_What is required_
Your task is to gather the lines below that hold the string "Feria".

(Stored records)
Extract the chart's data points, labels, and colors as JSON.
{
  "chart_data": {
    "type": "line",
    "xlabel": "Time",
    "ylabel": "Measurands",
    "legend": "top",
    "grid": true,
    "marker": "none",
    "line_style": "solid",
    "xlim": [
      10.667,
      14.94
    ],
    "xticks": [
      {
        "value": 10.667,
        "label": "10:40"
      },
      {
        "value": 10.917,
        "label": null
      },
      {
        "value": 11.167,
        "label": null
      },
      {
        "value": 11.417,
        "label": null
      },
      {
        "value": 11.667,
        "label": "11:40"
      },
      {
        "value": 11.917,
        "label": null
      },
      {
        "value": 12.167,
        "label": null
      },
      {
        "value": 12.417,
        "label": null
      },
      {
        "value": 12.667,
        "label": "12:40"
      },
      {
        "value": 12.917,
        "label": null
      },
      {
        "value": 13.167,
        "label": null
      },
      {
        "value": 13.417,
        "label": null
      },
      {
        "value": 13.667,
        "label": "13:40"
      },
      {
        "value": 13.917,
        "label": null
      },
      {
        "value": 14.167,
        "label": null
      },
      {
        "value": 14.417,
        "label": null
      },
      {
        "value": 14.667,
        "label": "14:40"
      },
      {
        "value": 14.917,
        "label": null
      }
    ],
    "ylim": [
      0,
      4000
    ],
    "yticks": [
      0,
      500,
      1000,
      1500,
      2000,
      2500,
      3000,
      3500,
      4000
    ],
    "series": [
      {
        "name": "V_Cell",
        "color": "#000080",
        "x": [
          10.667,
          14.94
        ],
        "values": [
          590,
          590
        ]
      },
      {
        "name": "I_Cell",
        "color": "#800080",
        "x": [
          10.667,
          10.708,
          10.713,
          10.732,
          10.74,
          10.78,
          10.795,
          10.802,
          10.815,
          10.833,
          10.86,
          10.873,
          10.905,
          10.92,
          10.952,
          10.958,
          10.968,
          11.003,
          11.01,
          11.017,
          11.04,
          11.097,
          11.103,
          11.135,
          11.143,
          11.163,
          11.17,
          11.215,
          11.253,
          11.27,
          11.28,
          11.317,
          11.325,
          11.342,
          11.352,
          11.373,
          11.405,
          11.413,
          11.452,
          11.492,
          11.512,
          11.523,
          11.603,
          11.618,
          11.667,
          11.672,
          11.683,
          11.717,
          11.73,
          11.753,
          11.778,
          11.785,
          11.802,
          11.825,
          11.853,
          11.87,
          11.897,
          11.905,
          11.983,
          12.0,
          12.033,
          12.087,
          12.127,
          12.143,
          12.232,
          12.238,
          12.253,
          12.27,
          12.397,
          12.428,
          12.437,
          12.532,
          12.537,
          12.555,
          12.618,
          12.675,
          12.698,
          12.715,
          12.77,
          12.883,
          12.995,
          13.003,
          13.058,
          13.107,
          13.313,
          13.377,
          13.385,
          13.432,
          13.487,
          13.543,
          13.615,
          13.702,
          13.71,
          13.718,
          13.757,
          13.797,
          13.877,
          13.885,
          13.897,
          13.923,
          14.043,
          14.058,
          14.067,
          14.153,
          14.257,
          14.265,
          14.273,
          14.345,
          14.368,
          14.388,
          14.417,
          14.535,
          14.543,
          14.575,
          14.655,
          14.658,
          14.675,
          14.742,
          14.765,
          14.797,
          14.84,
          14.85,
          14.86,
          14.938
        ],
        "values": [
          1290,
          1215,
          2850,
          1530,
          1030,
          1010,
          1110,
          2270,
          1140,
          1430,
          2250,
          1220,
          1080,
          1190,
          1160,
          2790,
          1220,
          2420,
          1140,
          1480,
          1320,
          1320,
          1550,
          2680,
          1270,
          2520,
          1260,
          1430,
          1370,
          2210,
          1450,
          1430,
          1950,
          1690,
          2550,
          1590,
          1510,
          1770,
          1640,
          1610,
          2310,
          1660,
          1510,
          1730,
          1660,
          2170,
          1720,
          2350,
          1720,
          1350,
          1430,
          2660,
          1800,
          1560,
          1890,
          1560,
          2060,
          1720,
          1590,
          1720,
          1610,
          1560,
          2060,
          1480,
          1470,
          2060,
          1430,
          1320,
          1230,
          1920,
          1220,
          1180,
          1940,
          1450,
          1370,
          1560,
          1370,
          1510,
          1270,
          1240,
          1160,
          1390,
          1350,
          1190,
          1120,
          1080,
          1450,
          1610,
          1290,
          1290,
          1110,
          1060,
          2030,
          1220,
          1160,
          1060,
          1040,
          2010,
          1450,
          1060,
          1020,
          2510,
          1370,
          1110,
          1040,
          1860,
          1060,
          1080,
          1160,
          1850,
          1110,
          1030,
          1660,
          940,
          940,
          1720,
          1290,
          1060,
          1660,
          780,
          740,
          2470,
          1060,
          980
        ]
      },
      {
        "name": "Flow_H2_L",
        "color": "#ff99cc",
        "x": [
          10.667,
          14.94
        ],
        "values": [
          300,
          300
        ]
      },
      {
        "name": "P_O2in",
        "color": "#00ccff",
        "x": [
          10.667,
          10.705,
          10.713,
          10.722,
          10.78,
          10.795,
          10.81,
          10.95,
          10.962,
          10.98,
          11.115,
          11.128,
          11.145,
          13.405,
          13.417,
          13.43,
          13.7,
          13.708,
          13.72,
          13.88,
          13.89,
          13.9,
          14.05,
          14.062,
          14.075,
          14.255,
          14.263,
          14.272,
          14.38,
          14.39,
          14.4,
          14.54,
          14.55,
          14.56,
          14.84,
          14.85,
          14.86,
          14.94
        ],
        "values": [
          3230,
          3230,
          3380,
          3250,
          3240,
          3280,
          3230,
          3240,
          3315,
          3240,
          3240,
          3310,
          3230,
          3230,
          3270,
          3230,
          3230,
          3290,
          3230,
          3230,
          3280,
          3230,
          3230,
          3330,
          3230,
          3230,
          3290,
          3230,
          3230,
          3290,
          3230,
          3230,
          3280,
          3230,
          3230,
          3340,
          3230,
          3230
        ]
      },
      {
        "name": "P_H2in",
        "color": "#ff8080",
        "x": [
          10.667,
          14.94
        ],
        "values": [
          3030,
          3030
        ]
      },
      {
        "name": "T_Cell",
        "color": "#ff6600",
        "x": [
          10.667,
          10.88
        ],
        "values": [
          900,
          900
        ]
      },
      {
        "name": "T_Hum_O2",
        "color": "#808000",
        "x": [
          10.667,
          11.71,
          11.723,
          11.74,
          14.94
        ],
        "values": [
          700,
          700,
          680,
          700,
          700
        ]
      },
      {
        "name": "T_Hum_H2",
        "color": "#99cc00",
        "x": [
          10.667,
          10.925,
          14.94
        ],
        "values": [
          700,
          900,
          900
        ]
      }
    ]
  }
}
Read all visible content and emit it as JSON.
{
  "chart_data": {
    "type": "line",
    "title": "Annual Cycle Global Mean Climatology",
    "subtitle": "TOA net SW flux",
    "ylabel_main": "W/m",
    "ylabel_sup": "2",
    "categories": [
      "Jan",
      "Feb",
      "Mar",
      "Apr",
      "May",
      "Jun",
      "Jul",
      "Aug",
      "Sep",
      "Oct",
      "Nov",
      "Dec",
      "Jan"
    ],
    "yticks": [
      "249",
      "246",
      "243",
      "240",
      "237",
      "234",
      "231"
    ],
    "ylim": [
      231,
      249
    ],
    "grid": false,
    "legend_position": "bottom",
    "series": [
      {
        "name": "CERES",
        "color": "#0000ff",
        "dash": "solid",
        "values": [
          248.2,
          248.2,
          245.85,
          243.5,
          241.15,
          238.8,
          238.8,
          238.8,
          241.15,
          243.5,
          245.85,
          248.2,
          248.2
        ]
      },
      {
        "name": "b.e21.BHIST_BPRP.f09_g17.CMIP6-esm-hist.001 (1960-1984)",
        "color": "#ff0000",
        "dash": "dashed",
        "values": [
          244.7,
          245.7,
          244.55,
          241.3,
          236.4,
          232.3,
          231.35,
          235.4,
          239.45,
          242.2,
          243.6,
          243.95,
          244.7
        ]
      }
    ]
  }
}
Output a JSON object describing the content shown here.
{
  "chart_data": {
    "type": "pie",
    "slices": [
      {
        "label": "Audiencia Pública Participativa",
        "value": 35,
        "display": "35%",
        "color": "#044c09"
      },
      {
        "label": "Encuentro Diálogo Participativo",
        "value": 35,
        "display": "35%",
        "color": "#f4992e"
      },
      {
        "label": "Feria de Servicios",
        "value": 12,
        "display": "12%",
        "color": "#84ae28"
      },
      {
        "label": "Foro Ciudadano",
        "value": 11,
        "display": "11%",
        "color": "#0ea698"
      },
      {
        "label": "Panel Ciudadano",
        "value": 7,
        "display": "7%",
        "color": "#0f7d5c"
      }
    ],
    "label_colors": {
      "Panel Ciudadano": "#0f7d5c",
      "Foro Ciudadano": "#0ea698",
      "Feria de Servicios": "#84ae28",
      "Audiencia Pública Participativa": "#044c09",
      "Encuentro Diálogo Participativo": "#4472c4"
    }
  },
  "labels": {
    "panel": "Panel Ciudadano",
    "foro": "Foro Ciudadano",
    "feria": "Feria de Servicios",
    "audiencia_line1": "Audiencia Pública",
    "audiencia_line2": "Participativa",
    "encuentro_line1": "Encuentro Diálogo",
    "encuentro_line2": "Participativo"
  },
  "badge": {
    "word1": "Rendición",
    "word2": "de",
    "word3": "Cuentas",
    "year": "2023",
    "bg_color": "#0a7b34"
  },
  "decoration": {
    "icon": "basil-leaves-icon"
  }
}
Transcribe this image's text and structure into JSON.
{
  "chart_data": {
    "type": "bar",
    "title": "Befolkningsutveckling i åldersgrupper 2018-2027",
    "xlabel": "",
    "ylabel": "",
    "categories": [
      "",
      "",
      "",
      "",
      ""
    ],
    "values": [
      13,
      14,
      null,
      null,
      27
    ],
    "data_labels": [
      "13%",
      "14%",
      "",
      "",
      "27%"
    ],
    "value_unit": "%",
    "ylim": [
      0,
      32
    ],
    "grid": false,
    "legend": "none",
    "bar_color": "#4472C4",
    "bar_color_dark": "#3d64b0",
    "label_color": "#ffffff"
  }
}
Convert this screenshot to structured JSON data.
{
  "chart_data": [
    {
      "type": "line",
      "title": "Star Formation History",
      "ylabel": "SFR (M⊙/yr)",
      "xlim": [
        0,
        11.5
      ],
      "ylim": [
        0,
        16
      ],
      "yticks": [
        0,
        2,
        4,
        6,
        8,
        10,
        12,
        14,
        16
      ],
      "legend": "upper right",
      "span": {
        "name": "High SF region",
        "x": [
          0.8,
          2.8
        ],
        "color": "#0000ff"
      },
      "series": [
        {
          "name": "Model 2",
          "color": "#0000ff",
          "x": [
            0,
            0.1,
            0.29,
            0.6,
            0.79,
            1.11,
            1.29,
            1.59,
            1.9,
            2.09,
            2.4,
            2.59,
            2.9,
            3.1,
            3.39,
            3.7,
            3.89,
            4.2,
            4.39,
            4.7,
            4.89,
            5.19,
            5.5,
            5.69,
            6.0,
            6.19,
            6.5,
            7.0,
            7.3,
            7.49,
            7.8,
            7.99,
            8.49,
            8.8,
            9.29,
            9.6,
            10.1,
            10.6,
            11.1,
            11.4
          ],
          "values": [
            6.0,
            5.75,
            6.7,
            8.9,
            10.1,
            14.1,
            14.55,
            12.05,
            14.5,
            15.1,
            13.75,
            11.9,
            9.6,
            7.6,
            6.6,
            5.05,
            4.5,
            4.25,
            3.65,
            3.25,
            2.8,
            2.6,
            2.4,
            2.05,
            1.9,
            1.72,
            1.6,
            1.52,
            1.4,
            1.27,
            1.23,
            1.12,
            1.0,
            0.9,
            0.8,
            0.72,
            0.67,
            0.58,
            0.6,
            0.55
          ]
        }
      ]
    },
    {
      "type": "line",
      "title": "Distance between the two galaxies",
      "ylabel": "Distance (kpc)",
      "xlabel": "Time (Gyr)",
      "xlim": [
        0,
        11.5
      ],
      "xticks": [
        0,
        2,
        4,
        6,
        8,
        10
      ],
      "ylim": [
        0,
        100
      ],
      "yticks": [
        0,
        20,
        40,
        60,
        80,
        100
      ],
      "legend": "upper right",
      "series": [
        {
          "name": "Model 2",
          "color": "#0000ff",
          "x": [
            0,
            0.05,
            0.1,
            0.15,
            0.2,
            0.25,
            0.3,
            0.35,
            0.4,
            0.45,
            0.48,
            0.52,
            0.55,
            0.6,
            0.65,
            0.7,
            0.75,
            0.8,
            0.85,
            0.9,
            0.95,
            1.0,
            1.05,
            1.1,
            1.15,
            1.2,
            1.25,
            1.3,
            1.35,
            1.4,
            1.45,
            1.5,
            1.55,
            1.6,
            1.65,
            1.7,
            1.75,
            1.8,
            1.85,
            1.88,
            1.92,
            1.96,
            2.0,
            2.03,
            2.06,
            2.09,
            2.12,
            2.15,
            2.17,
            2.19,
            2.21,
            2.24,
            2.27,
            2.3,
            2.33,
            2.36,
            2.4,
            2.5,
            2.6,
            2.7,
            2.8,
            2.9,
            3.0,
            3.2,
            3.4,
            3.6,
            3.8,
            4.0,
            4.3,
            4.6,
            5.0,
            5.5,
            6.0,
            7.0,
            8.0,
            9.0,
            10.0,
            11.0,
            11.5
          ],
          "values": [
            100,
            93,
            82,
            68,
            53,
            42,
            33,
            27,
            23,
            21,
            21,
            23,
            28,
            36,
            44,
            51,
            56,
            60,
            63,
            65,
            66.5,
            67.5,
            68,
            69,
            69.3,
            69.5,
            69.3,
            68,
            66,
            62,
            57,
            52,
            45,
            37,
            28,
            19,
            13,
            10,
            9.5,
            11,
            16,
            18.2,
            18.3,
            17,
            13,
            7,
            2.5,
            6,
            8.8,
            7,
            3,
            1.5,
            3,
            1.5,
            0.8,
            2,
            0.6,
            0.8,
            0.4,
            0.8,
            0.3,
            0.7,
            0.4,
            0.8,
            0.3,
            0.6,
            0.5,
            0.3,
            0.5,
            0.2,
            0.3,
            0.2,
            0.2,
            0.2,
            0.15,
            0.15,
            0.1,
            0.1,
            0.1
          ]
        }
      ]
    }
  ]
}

_Task answer_
        "label": "Feria de Servicios",
      "Feria de Servicios": "#84ae28",
    "feria": "Feria de Servicios",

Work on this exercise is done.